"""

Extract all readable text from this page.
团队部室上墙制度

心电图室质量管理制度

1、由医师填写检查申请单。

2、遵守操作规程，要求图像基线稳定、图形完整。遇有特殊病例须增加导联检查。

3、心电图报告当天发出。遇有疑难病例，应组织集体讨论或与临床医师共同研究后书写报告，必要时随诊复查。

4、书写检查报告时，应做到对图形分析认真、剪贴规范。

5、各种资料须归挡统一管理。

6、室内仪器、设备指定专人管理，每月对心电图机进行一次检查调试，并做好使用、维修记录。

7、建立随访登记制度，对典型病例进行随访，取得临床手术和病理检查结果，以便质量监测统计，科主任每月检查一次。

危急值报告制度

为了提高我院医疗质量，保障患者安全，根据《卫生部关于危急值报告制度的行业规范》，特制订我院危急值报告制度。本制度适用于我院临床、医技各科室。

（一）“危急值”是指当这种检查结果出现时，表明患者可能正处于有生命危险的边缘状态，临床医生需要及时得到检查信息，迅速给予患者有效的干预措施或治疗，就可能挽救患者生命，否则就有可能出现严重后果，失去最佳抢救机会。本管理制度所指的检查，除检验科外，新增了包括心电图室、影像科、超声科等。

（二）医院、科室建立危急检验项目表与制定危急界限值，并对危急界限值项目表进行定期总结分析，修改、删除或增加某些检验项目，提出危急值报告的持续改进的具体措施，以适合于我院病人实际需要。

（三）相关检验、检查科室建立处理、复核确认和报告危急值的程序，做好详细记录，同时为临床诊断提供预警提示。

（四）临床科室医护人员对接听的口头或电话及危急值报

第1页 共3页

"""

§ Goal:
Give the entries once more, exactly as they appear.

§ Written response:
Extract all readable text from this page.
团队部室上墙制度

心电图室质量管理制度

1、由医师填写检查申请单。

2、遵守操作规程，要求图像基线稳定、图形完整。遇有特殊病例须增加导联检查。

3、心电图报告当天发出。遇有疑难病例，应组织集体讨论或与临床医师共同研究后书写报告，必要时随诊复查。

4、书写检查报告时，应做到对图形分析认真、剪贴规范。

5、各种资料须归挡统一管理。

6、室内仪器、设备指定专人管理，每月对心电图机进行一次检查调试，并做好使用、维修记录。

7、建立随访登记制度，对典型病例进行随访，取得临床手术和病理检查结果，以便质量监测统计，科主任每月检查一次。

危急值报告制度

为了提高我院医疗质量，保障患者安全，根据《卫生部关于危急值报告制度的行业规范》，特制订我院危急值报告制度。本制度适用于我院临床、医技各科室。

（一）“危急值”是指当这种检查结果出现时，表明患者可能正处于有生命危险的边缘状态，临床医生需要及时得到检查信息，迅速给予患者有效的干预措施或治疗，就可能挽救患者生命，否则就有可能出现严重后果，失去最佳抢救机会。本管理制度所指的检查，除检验科外，新增了包括心电图室、影像科、超声科等。

（二）医院、科室建立危急检验项目表与制定危急界限值，并对危急界限值项目表进行定期总结分析，修改、删除或增加某些检验项目，提出危急值报告的持续改进的具体措施，以适合于我院病人实际需要。

（三）相关检验、检查科室建立处理、复核确认和报告危急值的程序，做好详细记录，同时为临床诊断提供预警提示。

（四）临床科室医护人员对接听的口头或电话及危急值报

第1页 共3页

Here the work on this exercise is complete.